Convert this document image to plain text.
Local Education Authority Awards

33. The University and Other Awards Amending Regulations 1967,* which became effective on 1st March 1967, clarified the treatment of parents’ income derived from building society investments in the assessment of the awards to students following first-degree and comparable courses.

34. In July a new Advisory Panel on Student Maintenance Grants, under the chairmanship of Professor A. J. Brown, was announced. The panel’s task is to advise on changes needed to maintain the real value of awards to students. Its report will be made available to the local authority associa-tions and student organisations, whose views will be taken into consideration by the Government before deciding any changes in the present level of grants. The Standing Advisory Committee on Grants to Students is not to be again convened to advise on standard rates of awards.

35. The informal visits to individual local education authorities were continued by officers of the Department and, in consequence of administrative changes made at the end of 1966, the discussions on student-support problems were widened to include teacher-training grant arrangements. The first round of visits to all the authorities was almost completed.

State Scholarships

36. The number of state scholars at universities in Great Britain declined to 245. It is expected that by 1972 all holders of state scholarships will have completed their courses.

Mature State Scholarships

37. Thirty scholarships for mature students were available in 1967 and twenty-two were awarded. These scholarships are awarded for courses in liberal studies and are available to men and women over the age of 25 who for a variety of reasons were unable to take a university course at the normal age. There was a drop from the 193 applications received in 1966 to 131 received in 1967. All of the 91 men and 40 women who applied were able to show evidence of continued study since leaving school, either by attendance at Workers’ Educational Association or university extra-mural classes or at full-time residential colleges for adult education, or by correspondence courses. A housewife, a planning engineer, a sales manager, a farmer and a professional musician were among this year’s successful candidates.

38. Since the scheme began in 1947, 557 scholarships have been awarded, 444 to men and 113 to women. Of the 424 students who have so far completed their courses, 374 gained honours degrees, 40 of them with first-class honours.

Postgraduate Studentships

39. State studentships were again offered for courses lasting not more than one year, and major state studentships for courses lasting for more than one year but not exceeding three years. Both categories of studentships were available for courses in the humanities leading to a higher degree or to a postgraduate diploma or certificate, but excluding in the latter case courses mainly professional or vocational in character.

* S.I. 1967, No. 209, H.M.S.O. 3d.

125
• • • • •
* **AIM OF THE TASK**:
Extract every line above exactly as it stands.

* **SOLUTION FOR THIS PROBLEM**:
Convert this document image to plain text.
Local Education Authority Awards

33. The University and Other Awards Amending Regulations 1967,* which became effective on 1st March 1967, clarified the treatment of parents’ income derived from building society investments in the assessment of the awards to students following first-degree and comparable courses.

34. In July a new Advisory Panel on Student Maintenance Grants, under the chairmanship of Professor A. J. Brown, was announced. The panel’s task is to advise on changes needed to maintain the real value of awards to students. Its report will be made available to the local authority associa-tions and student organisations, whose views will be taken into consideration by the Government before deciding any changes in the present level of grants. The Standing Advisory Committee on Grants to Students is not to be again convened to advise on standard rates of awards.

35. The informal visits to individual local education authorities were continued by officers of the Department and, in consequence of administrative changes made at the end of 1966, the discussions on student-support problems were widened to include teacher-training grant arrangements. The first round of visits to all the authorities was almost completed.

State Scholarships

36. The number of state scholars at universities in Great Britain declined to 245. It is expected that by 1972 all holders of state scholarships will have completed their courses.

Mature State Scholarships

37. Thirty scholarships for mature students were available in 1967 and twenty-two were awarded. These scholarships are awarded for courses in liberal studies and are available to men and women over the age of 25 who for a variety of reasons were unable to take a university course at the normal age. There was a drop from the 193 applications received in 1966 to 131 received in 1967. All of the 91 men and 40 women who applied were able to show evidence of continued study since leaving school, either by attendance at Workers’ Educational Association or university extra-mural classes or at full-time residential colleges for adult education, or by correspondence courses. A housewife, a planning engineer, a sales manager, a farmer and a professional musician were among this year’s successful candidates.

38. Since the scheme began in 1947, 557 scholarships have been awarded, 444 to men and 113 to women. Of the 424 students who have so far completed their courses, 374 gained honours degrees, 40 of them with first-class honours.

Postgraduate Studentships

39. State studentships were again offered for courses lasting not more than one year, and major state studentships for courses lasting for more than one year but not exceeding three years. Both categories of studentships were available for courses in the humanities leading to a higher degree or to a postgraduate diploma or certificate, but excluding in the latter case courses mainly professional or vocational in character.

* S.I. 1967, No. 209, H.M.S.O. 3d.

125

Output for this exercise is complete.